● What needs to be done:
Only the lines holding the string "obecný" are needed. Copy each one.

● Records for processing:
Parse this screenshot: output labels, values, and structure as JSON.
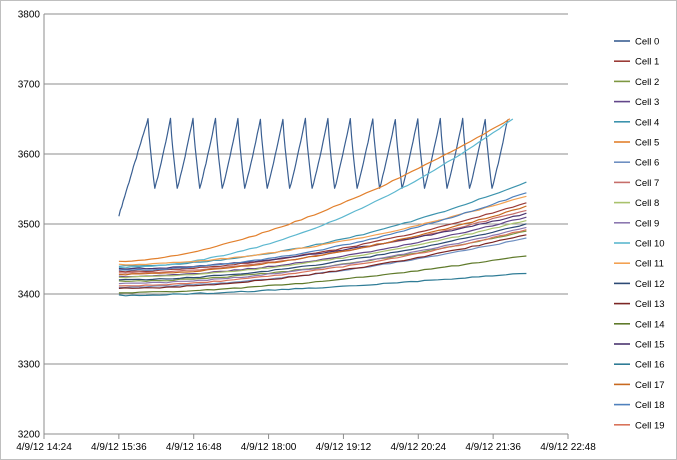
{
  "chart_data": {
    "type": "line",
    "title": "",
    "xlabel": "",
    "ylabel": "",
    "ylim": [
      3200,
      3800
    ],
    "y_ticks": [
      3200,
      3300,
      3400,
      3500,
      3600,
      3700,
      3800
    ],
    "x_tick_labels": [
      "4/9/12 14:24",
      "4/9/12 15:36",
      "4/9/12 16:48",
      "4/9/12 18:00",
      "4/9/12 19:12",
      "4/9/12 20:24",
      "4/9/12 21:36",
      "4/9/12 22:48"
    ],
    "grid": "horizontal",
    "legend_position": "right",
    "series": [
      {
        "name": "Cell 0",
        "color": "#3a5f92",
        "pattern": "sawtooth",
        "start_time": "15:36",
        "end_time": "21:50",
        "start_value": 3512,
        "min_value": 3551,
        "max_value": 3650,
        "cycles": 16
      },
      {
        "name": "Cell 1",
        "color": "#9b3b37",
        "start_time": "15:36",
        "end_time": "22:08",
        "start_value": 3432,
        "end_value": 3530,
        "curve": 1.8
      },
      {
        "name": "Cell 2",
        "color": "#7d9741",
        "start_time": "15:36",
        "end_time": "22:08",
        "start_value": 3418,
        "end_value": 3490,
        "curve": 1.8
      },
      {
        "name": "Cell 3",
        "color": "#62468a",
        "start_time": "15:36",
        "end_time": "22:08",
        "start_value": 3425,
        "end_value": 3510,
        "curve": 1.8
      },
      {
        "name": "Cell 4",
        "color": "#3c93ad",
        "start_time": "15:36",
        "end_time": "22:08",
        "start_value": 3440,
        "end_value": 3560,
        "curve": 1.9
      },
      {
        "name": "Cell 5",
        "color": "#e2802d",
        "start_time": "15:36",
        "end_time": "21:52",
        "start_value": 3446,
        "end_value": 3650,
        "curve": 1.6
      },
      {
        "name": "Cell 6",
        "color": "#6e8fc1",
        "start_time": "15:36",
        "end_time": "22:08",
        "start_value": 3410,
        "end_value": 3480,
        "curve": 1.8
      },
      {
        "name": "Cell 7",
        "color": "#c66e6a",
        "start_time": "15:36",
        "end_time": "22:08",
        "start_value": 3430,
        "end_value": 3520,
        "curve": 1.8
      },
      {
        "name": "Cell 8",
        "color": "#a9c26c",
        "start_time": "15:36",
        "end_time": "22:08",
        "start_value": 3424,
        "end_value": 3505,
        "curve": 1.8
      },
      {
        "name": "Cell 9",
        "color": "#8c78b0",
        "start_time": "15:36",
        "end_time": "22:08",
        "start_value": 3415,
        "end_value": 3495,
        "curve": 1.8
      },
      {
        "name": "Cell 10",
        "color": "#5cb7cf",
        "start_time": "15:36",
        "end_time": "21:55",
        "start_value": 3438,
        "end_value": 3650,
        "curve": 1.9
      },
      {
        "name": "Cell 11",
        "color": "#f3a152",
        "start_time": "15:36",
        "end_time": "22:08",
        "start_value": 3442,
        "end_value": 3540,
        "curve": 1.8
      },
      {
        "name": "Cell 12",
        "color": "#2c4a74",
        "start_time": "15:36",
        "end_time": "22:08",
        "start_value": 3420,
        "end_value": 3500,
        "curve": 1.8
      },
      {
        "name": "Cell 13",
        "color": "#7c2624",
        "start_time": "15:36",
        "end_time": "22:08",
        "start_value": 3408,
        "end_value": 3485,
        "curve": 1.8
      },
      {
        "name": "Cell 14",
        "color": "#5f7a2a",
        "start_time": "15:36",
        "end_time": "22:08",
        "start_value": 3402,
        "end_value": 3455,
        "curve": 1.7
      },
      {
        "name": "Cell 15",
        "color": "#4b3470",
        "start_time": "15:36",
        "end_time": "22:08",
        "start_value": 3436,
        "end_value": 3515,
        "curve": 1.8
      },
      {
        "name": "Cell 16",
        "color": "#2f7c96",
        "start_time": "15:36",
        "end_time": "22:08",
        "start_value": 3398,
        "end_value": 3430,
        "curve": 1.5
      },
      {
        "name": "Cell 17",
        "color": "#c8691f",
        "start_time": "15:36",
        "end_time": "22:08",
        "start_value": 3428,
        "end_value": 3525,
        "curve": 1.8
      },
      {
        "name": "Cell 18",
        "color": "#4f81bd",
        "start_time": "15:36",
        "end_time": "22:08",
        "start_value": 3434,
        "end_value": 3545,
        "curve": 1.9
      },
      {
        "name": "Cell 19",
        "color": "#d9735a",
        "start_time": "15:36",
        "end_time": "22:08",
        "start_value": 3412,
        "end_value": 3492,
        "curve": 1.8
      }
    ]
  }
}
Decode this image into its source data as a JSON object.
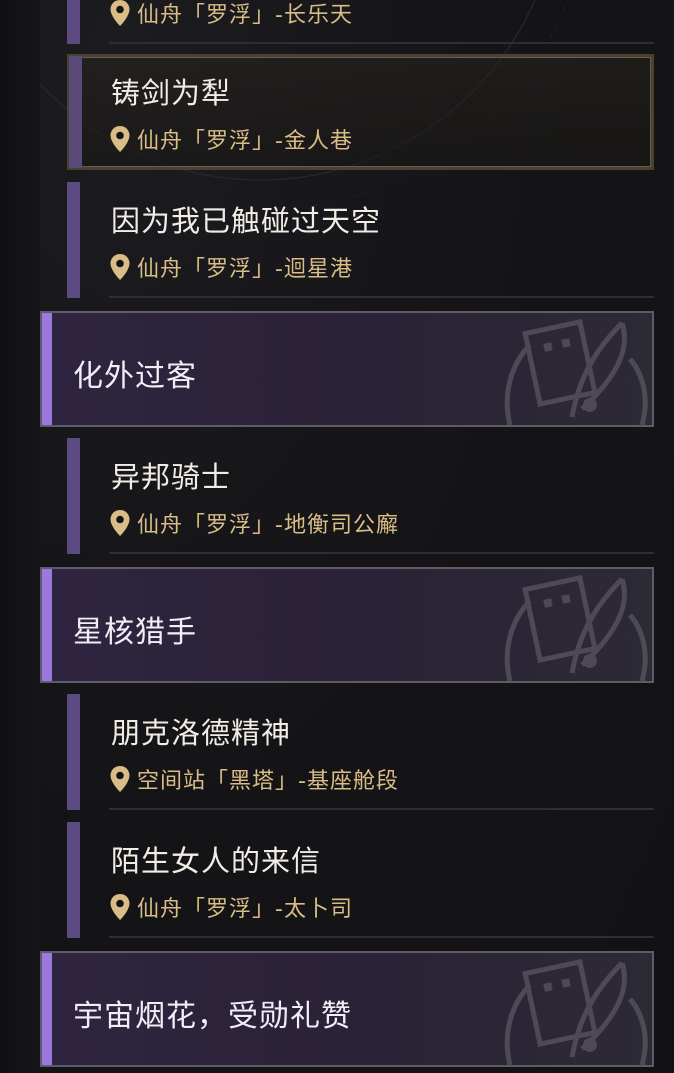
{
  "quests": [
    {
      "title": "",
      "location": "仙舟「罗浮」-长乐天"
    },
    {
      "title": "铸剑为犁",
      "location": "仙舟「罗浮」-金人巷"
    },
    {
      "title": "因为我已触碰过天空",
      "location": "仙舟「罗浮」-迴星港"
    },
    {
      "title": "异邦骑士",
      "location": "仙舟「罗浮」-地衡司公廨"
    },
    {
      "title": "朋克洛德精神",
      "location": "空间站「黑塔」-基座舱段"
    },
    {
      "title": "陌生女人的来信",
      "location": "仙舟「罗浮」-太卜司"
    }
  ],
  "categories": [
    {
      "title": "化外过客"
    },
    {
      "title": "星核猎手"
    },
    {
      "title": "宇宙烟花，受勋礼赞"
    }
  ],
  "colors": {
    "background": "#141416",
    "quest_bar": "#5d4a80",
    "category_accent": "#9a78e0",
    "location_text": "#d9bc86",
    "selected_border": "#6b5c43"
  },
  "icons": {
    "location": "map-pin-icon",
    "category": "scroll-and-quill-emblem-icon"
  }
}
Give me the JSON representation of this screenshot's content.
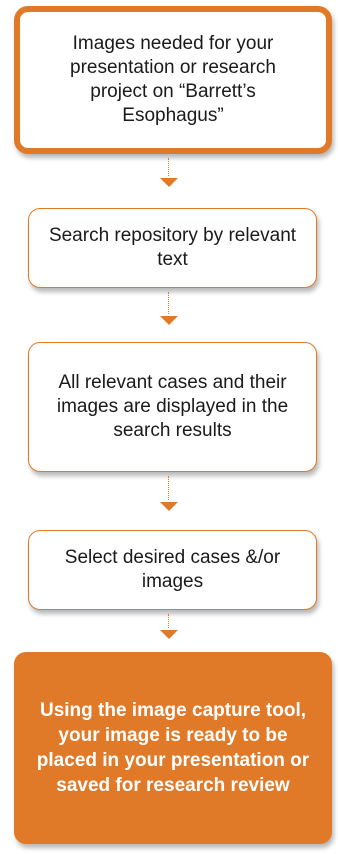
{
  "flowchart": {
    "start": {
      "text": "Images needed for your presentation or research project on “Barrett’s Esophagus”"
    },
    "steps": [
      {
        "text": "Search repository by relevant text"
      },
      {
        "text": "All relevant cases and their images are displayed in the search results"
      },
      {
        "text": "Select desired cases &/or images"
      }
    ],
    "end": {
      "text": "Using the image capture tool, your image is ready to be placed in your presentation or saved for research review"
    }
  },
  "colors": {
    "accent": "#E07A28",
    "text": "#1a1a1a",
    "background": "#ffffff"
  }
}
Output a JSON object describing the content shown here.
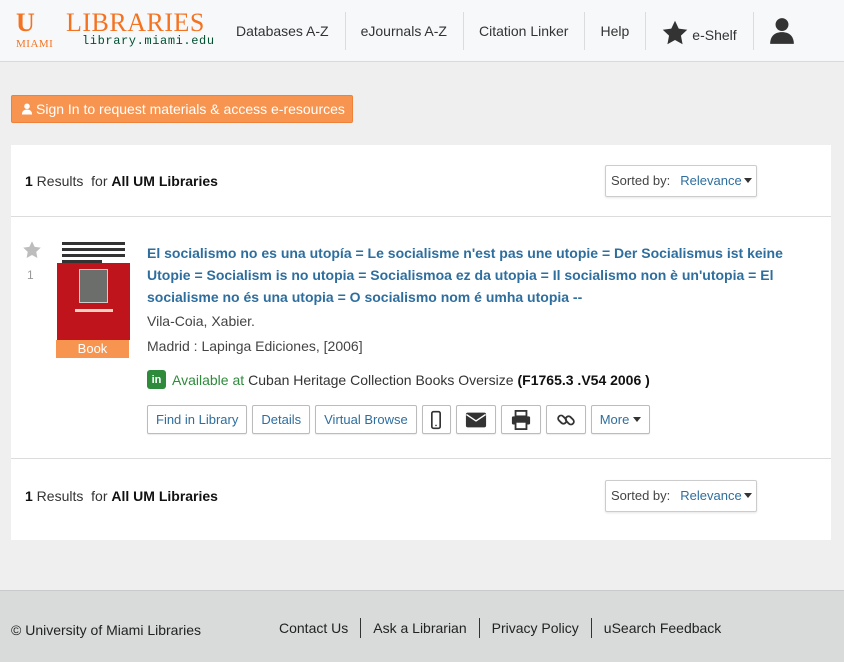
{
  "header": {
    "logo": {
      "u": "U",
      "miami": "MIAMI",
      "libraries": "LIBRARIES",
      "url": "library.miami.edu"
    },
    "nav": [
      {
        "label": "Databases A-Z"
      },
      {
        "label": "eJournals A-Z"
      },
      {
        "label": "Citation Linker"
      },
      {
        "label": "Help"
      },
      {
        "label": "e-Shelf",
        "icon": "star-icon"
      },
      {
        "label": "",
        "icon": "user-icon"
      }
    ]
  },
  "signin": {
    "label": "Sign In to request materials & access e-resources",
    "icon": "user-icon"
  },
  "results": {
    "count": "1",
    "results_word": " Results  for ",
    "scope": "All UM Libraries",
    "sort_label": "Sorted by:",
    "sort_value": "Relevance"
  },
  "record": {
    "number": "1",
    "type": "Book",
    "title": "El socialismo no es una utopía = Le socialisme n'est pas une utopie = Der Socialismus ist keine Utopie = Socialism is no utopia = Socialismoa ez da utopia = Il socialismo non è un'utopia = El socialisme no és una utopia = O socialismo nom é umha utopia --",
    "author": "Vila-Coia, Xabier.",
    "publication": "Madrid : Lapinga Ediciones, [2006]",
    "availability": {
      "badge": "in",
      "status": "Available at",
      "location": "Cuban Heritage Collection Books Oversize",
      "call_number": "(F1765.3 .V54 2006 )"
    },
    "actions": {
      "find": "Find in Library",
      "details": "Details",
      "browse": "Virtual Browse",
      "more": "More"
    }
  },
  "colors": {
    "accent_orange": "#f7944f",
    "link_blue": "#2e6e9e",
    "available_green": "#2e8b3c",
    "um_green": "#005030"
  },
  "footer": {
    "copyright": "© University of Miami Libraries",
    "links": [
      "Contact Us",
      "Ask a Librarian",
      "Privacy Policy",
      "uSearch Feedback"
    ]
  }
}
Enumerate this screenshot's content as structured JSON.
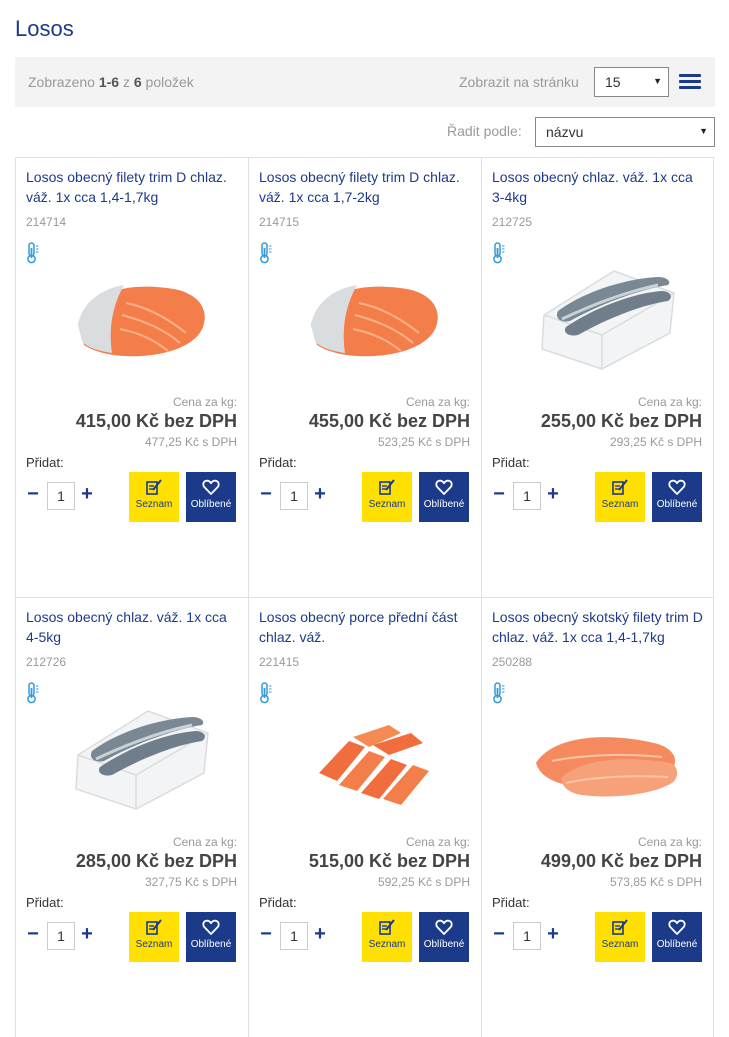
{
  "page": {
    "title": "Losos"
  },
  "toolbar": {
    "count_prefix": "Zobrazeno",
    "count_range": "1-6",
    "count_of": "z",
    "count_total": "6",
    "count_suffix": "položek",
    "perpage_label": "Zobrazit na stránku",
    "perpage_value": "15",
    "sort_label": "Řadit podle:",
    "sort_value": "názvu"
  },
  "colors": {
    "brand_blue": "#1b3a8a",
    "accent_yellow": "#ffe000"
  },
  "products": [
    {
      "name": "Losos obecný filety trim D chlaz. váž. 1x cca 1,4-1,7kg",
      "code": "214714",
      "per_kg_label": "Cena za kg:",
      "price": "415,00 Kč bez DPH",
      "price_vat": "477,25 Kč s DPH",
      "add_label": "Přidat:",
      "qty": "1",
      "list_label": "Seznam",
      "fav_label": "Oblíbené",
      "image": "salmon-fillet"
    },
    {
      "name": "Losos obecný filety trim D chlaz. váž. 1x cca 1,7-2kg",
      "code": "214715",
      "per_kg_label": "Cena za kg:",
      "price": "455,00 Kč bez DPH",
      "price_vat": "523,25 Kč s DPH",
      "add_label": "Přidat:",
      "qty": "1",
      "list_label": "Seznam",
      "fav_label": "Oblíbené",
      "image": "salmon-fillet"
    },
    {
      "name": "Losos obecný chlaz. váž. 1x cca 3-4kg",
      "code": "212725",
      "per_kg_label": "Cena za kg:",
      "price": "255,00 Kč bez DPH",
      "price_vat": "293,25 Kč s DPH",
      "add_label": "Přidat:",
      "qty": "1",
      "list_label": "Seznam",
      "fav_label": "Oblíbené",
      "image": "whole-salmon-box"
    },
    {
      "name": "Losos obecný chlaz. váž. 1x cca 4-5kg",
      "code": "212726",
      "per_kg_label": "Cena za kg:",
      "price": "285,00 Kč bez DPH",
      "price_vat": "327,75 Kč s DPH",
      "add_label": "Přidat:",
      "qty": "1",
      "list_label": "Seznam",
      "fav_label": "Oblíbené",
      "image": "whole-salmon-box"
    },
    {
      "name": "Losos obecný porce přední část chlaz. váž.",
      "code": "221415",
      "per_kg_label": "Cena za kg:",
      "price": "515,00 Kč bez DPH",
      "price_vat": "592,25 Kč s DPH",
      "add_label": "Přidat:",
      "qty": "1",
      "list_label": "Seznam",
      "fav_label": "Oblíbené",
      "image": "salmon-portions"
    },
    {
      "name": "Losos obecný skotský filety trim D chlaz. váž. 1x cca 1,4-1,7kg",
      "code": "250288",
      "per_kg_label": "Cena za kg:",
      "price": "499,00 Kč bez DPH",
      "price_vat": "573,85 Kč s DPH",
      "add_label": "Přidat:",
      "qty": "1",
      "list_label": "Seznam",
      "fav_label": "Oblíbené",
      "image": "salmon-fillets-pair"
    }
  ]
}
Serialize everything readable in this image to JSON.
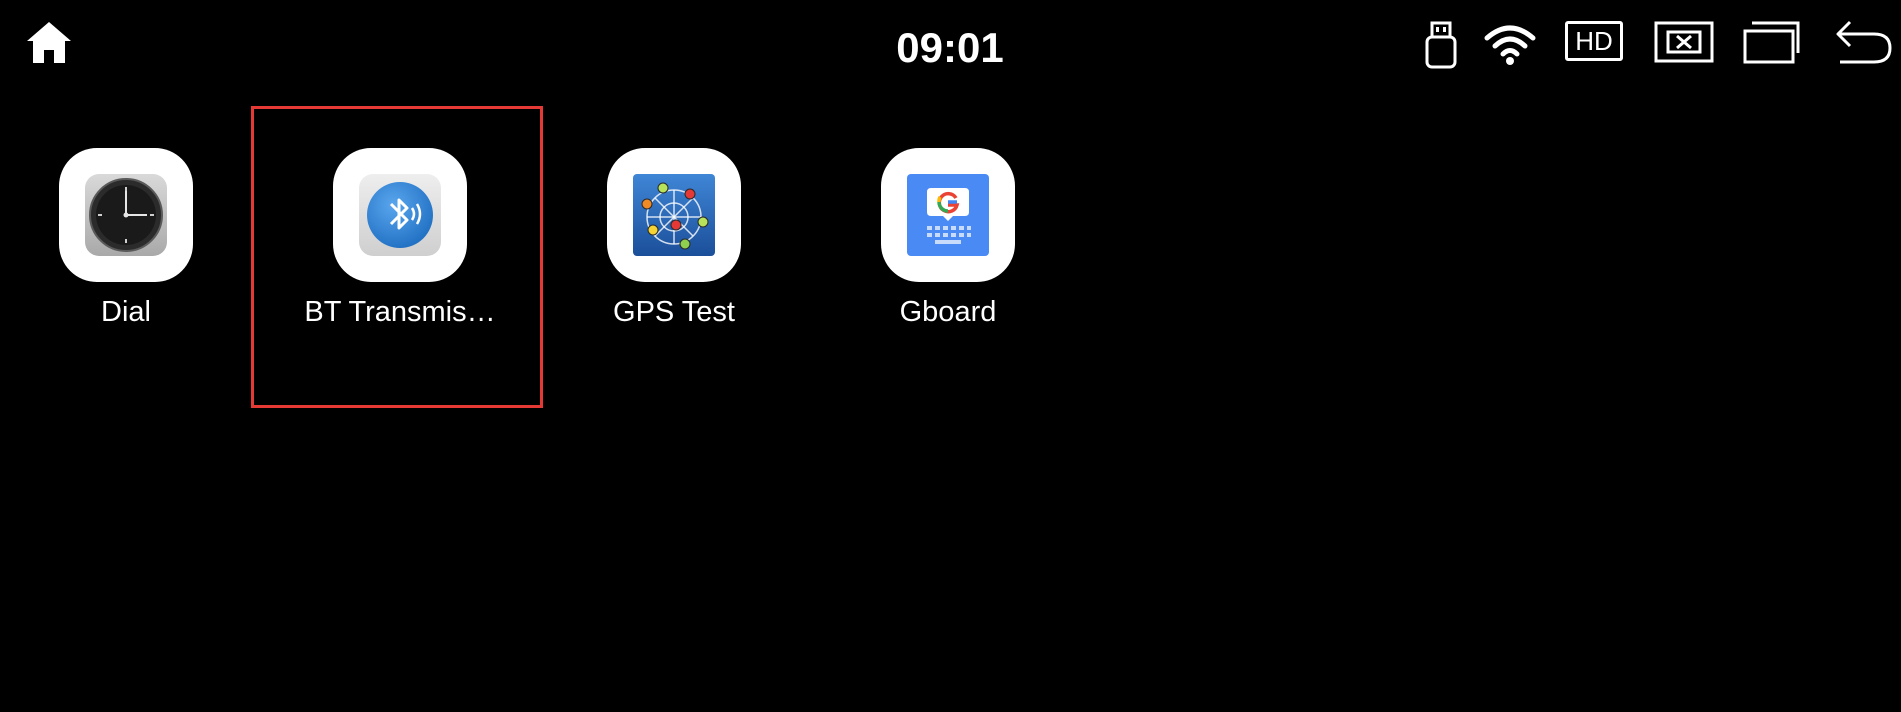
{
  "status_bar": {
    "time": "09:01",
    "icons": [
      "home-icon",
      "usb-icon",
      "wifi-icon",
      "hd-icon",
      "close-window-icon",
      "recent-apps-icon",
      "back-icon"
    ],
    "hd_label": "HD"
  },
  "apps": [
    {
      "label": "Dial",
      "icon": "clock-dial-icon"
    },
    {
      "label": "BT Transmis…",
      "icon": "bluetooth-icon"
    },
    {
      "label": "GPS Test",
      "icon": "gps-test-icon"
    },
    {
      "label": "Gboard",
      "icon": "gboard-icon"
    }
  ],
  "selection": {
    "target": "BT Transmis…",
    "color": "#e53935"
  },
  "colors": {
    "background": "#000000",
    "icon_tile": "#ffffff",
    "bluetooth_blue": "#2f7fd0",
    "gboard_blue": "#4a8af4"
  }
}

● Written response:
      "name": "Losos obecný filety trim D chlaz. váž. 1x cca 1,4-1,7kg",
      "name": "Losos obecný filety trim D chlaz. váž. 1x cca 1,7-2kg",
      "name": "Losos obecný chlaz. váž. 1x cca 3-4kg",
      "name": "Losos obecný chlaz. váž. 1x cca 4-5kg",
      "name": "Losos obecný porce přední část chlaz. váž.",
      "name": "Losos obecný skotský filety trim D chlaz. váž. 1x cca 1,4-1,7kg",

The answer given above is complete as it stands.